[Records]
>>>
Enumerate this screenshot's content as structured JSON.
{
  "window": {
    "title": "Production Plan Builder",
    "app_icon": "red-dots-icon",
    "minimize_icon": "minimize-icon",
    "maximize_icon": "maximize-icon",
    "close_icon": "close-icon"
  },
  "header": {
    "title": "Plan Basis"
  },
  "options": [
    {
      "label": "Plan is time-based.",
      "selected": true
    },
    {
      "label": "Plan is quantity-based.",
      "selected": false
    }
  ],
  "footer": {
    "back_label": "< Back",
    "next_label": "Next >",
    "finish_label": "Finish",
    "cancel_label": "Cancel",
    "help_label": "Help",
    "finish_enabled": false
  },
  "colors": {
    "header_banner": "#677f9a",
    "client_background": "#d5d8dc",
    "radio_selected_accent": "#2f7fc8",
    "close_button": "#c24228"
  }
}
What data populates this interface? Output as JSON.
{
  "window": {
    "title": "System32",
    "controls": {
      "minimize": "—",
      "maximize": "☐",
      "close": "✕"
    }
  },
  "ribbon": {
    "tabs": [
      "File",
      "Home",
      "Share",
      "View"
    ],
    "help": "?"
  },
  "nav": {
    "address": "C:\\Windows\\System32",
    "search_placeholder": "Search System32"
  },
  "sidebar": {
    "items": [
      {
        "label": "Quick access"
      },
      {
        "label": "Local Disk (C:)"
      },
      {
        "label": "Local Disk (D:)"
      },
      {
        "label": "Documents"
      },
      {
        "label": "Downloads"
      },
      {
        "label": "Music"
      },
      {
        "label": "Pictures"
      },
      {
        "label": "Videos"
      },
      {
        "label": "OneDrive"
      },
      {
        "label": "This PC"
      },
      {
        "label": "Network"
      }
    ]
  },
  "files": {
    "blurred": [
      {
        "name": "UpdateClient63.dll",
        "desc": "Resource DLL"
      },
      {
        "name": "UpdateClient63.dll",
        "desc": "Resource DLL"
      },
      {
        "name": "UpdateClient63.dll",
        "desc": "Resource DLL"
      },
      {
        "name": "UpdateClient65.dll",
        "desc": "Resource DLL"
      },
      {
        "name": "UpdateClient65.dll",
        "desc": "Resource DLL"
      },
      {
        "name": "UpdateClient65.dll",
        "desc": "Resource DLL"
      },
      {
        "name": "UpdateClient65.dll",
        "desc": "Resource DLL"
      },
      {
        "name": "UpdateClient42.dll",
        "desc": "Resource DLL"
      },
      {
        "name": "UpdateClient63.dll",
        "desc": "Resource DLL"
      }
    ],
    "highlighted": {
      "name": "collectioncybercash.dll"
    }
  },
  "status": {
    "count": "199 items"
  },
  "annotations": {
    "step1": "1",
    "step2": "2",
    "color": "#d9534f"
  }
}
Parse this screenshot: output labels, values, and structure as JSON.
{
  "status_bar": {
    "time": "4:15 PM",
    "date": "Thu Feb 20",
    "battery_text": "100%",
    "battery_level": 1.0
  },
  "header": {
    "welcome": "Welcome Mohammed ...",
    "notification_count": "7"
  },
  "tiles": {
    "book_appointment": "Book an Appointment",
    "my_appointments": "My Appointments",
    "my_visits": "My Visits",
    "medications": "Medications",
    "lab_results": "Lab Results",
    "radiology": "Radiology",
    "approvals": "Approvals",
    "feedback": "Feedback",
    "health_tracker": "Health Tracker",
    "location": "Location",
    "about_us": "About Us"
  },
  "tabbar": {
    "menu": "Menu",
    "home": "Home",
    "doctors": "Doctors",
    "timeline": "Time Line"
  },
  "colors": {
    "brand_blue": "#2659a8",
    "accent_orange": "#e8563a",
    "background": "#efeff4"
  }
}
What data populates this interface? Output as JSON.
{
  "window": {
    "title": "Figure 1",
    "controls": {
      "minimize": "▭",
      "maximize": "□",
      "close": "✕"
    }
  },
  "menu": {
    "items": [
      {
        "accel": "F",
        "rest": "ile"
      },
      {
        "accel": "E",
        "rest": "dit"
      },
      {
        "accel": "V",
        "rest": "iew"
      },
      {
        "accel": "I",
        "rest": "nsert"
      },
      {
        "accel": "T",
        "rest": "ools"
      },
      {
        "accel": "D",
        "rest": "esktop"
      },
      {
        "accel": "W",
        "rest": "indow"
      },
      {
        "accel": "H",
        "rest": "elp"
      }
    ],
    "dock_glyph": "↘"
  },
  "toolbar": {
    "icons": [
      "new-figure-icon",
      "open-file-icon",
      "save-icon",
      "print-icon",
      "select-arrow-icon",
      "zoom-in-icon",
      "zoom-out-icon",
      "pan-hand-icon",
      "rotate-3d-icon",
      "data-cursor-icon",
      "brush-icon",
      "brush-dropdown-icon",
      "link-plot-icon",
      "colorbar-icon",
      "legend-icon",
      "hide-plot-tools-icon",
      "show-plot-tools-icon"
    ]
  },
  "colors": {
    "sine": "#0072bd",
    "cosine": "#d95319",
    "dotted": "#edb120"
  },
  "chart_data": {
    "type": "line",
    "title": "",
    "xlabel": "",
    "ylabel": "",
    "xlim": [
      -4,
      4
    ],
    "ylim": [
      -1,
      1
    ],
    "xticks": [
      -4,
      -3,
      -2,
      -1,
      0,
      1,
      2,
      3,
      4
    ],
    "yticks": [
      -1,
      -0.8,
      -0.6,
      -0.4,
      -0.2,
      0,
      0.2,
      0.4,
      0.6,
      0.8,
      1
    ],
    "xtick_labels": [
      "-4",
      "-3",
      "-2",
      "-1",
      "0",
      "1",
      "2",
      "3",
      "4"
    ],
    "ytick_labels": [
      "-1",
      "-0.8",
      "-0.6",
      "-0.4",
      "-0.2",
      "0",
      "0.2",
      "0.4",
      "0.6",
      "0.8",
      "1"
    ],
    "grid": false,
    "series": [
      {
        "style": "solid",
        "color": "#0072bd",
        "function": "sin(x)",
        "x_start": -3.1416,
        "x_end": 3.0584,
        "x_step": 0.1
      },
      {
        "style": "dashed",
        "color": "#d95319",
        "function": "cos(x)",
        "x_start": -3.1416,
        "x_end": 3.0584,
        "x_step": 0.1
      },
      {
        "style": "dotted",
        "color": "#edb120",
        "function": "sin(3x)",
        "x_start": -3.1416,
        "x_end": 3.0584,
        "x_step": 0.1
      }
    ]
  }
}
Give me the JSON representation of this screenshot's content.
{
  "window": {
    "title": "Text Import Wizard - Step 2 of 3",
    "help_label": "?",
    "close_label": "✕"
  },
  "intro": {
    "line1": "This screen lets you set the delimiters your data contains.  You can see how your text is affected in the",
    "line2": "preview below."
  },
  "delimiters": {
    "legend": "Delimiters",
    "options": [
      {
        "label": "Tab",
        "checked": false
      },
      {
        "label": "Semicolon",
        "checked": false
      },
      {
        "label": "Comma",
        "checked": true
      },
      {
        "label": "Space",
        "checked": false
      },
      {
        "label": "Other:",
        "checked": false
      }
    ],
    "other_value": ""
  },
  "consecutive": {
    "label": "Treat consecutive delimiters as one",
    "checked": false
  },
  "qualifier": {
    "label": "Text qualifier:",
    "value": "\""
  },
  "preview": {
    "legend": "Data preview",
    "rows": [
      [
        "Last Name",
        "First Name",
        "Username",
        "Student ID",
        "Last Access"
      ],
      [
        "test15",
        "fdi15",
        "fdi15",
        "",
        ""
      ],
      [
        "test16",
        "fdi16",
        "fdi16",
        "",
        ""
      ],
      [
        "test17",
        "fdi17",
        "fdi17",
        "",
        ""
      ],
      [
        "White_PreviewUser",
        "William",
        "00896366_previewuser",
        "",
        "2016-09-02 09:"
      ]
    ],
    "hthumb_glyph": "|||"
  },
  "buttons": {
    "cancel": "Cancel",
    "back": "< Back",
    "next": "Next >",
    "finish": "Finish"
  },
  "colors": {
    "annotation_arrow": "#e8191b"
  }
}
<<<
> _What the task requires_
Work out the number of lines in this listing that include the word "JSON". Reply with that number only.

> _Complete output_
5